>> Start Supplied records

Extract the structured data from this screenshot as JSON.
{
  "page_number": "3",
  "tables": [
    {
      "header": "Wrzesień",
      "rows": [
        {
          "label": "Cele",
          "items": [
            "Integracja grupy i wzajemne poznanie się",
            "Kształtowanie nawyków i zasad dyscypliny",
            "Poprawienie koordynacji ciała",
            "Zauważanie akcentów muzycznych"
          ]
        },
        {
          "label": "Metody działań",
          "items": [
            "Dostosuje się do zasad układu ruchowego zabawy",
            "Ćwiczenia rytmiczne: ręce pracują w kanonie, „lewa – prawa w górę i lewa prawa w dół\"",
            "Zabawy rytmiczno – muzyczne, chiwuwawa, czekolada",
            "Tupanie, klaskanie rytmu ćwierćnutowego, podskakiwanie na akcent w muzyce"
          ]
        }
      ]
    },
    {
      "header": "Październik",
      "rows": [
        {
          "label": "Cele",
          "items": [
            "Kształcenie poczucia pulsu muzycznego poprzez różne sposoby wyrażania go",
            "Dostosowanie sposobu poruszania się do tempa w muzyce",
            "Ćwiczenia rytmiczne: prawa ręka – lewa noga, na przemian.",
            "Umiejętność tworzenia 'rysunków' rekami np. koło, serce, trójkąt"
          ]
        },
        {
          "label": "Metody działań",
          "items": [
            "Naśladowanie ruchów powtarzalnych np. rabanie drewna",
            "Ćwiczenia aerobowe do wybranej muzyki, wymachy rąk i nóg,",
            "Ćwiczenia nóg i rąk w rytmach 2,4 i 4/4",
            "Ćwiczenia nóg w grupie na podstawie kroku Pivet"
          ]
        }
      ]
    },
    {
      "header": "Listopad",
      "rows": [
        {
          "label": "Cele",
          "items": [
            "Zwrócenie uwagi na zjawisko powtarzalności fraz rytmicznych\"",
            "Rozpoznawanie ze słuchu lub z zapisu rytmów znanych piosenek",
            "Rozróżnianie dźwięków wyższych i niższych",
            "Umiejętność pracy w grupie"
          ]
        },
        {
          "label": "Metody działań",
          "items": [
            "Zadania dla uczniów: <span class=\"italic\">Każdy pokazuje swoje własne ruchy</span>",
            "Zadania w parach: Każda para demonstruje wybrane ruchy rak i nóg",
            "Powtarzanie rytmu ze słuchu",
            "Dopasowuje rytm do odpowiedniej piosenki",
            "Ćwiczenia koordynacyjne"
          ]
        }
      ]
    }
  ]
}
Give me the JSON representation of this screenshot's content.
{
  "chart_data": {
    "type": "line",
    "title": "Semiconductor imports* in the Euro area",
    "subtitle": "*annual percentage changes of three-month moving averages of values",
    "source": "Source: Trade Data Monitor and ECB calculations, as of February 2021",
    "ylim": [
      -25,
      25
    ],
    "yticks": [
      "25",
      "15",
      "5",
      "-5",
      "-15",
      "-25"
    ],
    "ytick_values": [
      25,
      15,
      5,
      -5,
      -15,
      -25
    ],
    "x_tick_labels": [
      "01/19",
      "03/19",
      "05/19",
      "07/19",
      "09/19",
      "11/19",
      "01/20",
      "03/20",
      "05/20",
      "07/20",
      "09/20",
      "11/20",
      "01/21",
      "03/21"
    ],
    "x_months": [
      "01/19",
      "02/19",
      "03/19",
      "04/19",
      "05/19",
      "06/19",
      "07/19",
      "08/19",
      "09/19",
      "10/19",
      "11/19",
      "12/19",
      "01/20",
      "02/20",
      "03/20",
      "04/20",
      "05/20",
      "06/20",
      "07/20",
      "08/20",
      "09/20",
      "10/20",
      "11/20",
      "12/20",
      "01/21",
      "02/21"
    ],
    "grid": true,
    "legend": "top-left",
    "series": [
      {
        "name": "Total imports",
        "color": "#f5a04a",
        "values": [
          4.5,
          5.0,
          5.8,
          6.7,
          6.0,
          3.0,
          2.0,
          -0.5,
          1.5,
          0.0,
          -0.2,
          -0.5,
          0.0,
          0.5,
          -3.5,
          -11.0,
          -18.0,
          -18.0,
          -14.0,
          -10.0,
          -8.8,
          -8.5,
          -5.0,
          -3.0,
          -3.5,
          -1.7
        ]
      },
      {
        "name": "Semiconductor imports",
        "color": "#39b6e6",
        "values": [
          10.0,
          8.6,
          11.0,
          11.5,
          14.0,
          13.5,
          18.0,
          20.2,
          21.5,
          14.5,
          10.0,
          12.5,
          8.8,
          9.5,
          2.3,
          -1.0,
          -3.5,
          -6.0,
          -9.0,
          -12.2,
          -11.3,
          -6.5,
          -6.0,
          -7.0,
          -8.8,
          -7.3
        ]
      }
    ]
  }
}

>> End Supplied records

Exercise goal:
Each line above is to be repeated exactly.

Answer to the task:
Extract the structured data from this screenshot as JSON.
{
  "page_number": "3",
  "tables": [
    {
      "header": "Wrzesień",
      "rows": [
        {
          "label": "Cele",
          "items": [
            "Integracja grupy i wzajemne poznanie się",
            "Kształtowanie nawyków i zasad dyscypliny",
            "Poprawienie koordynacji ciała",
            "Zauważanie akcentów muzycznych"
          ]
        },
        {
          "label": "Metody działań",
          "items": [
            "Dostosuje się do zasad układu ruchowego zabawy",
            "Ćwiczenia rytmiczne: ręce pracują w kanonie, „lewa – prawa w górę i lewa prawa w dół\"",
            "Zabawy rytmiczno – muzyczne, chiwuwawa, czekolada",
            "Tupanie, klaskanie rytmu ćwierćnutowego, podskakiwanie na akcent w muzyce"
          ]
        }
      ]
    },
    {
      "header": "Październik",
      "rows": [
        {
          "label": "Cele",
          "items": [
            "Kształcenie poczucia pulsu muzycznego poprzez różne sposoby wyrażania go",
            "Dostosowanie sposobu poruszania się do tempa w muzyce",
            "Ćwiczenia rytmiczne: prawa ręka – lewa noga, na przemian.",
            "Umiejętność tworzenia 'rysunków' rekami np. koło, serce, trójkąt"
          ]
        },
        {
          "label": "Metody działań",
          "items": [
            "Naśladowanie ruchów powtarzalnych np. rabanie drewna",
            "Ćwiczenia aerobowe do wybranej muzyki, wymachy rąk i nóg,",
            "Ćwiczenia nóg i rąk w rytmach 2,4 i 4/4",
            "Ćwiczenia nóg w grupie na podstawie kroku Pivet"
          ]
        }
      ]
    },
    {
      "header": "Listopad",
      "rows": [
        {
          "label": "Cele",
          "items": [
            "Zwrócenie uwagi na zjawisko powtarzalności fraz rytmicznych\"",
            "Rozpoznawanie ze słuchu lub z zapisu rytmów znanych piosenek",
            "Rozróżnianie dźwięków wyższych i niższych",
            "Umiejętność pracy w grupie"
          ]
        },
        {
          "label": "Metody działań",
          "items": [
            "Zadania dla uczniów: <span class=\"italic\">Każdy pokazuje swoje własne ruchy</span>",
            "Zadania w parach: Każda para demonstruje wybrane ruchy rak i nóg",
            "Powtarzanie rytmu ze słuchu",
            "Dopasowuje rytm do odpowiedniej piosenki",
            "Ćwiczenia koordynacyjne"
          ]
        }
      ]
    }
  ]
}
Give me the JSON representation of this screenshot's content.
{
  "chart_data": {
    "type": "line",
    "title": "Semiconductor imports* in the Euro area",
    "subtitle": "*annual percentage changes of three-month moving averages of values",
    "source": "Source: Trade Data Monitor and ECB calculations, as of February 2021",
    "ylim": [
      -25,
      25
    ],
    "yticks": [
      "25",
      "15",
      "5",
      "-5",
      "-15",
      "-25"
    ],
    "ytick_values": [
      25,
      15,
      5,
      -5,
      -15,
      -25
    ],
    "x_tick_labels": [
      "01/19",
      "03/19",
      "05/19",
      "07/19",
      "09/19",
      "11/19",
      "01/20",
      "03/20",
      "05/20",
      "07/20",
      "09/20",
      "11/20",
      "01/21",
      "03/21"
    ],
    "x_months": [
      "01/19",
      "02/19",
      "03/19",
      "04/19",
      "05/19",
      "06/19",
      "07/19",
      "08/19",
      "09/19",
      "10/19",
      "11/19",
      "12/19",
      "01/20",
      "02/20",
      "03/20",
      "04/20",
      "05/20",
      "06/20",
      "07/20",
      "08/20",
      "09/20",
      "10/20",
      "11/20",
      "12/20",
      "01/21",
      "02/21"
    ],
    "grid": true,
    "legend": "top-left",
    "series": [
      {
        "name": "Total imports",
        "color": "#f5a04a",
        "values": [
          4.5,
          5.0,
          5.8,
          6.7,
          6.0,
          3.0,
          2.0,
          -0.5,
          1.5,
          0.0,
          -0.2,
          -0.5,
          0.0,
          0.5,
          -3.5,
          -11.0,
          -18.0,
          -18.0,
          -14.0,
          -10.0,
          -8.8,
          -8.5,
          -5.0,
          -3.0,
          -3.5,
          -1.7
        ]
      },
      {
        "name": "Semiconductor imports",
        "color": "#39b6e6",
        "values": [
          10.0,
          8.6,
          11.0,
          11.5,
          14.0,
          13.5,
          18.0,
          20.2,
          21.5,
          14.5,
          10.0,
          12.5,
          8.8,
          9.5,
          2.3,
          -1.0,
          -3.5,
          -6.0,
          -9.0,
          -12.2,
          -11.3,
          -6.5,
          -6.0,
          -7.0,
          -8.8,
          -7.3
        ]
      }
    ]
  }
}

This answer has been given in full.